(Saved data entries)
-----

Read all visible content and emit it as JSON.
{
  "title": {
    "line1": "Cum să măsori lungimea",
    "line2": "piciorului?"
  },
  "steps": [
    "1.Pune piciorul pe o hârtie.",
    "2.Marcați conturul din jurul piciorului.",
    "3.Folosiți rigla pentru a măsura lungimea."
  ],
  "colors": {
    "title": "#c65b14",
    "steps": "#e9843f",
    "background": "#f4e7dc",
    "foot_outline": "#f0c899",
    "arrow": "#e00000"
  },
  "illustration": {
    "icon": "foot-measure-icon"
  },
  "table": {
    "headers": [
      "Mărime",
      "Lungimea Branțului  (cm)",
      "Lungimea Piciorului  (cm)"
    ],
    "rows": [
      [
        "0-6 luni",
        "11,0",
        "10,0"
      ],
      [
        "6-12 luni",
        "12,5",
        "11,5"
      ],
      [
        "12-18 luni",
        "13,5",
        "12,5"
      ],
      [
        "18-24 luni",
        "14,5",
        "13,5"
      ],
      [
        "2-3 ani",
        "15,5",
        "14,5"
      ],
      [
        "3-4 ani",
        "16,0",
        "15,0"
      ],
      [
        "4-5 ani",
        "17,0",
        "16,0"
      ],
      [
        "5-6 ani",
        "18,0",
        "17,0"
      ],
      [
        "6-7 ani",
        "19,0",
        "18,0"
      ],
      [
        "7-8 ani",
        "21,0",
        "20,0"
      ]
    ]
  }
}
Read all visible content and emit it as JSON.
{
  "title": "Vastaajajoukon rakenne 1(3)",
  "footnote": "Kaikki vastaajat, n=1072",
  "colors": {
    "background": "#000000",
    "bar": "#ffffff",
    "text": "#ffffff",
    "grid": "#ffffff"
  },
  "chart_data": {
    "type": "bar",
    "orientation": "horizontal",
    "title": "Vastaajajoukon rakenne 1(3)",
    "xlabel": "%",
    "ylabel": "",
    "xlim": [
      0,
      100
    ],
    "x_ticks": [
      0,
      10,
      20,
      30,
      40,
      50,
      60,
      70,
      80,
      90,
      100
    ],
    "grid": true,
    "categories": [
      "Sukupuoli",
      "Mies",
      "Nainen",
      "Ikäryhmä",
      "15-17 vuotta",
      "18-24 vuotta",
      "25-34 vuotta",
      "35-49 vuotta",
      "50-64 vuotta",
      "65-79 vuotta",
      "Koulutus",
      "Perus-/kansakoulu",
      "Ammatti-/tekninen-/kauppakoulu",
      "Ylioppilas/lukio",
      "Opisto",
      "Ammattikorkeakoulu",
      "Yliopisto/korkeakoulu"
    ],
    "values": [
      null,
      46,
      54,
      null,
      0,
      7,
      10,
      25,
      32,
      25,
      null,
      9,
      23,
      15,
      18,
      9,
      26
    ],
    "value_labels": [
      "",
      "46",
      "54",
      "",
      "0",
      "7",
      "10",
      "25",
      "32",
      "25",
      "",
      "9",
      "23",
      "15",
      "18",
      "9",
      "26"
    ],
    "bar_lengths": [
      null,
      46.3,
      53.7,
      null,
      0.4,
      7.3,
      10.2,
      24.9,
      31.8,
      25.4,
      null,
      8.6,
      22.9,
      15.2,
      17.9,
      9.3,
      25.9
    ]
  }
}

-----

Set every line of the listing down word for word.

### FINISHED TASK
Read all visible content and emit it as JSON.
{
  "title": {
    "line1": "Cum să măsori lungimea",
    "line2": "piciorului?"
  },
  "steps": [
    "1.Pune piciorul pe o hârtie.",
    "2.Marcați conturul din jurul piciorului.",
    "3.Folosiți rigla pentru a măsura lungimea."
  ],
  "colors": {
    "title": "#c65b14",
    "steps": "#e9843f",
    "background": "#f4e7dc",
    "foot_outline": "#f0c899",
    "arrow": "#e00000"
  },
  "illustration": {
    "icon": "foot-measure-icon"
  },
  "table": {
    "headers": [
      "Mărime",
      "Lungimea Branțului  (cm)",
      "Lungimea Piciorului  (cm)"
    ],
    "rows": [
      [
        "0-6 luni",
        "11,0",
        "10,0"
      ],
      [
        "6-12 luni",
        "12,5",
        "11,5"
      ],
      [
        "12-18 luni",
        "13,5",
        "12,5"
      ],
      [
        "18-24 luni",
        "14,5",
        "13,5"
      ],
      [
        "2-3 ani",
        "15,5",
        "14,5"
      ],
      [
        "3-4 ani",
        "16,0",
        "15,0"
      ],
      [
        "4-5 ani",
        "17,0",
        "16,0"
      ],
      [
        "5-6 ani",
        "18,0",
        "17,0"
      ],
      [
        "6-7 ani",
        "19,0",
        "18,0"
      ],
      [
        "7-8 ani",
        "21,0",
        "20,0"
      ]
    ]
  }
}
Read all visible content and emit it as JSON.
{
  "title": "Vastaajajoukon rakenne 1(3)",
  "footnote": "Kaikki vastaajat, n=1072",
  "colors": {
    "background": "#000000",
    "bar": "#ffffff",
    "text": "#ffffff",
    "grid": "#ffffff"
  },
  "chart_data": {
    "type": "bar",
    "orientation": "horizontal",
    "title": "Vastaajajoukon rakenne 1(3)",
    "xlabel": "%",
    "ylabel": "",
    "xlim": [
      0,
      100
    ],
    "x_ticks": [
      0,
      10,
      20,
      30,
      40,
      50,
      60,
      70,
      80,
      90,
      100
    ],
    "grid": true,
    "categories": [
      "Sukupuoli",
      "Mies",
      "Nainen",
      "Ikäryhmä",
      "15-17 vuotta",
      "18-24 vuotta",
      "25-34 vuotta",
      "35-49 vuotta",
      "50-64 vuotta",
      "65-79 vuotta",
      "Koulutus",
      "Perus-/kansakoulu",
      "Ammatti-/tekninen-/kauppakoulu",
      "Ylioppilas/lukio",
      "Opisto",
      "Ammattikorkeakoulu",
      "Yliopisto/korkeakoulu"
    ],
    "values": [
      null,
      46,
      54,
      null,
      0,
      7,
      10,
      25,
      32,
      25,
      null,
      9,
      23,
      15,
      18,
      9,
      26
    ],
    "value_labels": [
      "",
      "46",
      "54",
      "",
      "0",
      "7",
      "10",
      "25",
      "32",
      "25",
      "",
      "9",
      "23",
      "15",
      "18",
      "9",
      "26"
    ],
    "bar_lengths": [
      null,
      46.3,
      53.7,
      null,
      0.4,
      7.3,
      10.2,
      24.9,
      31.8,
      25.4,
      null,
      8.6,
      22.9,
      15.2,
      17.9,
      9.3,
      25.9
    ]
  }
}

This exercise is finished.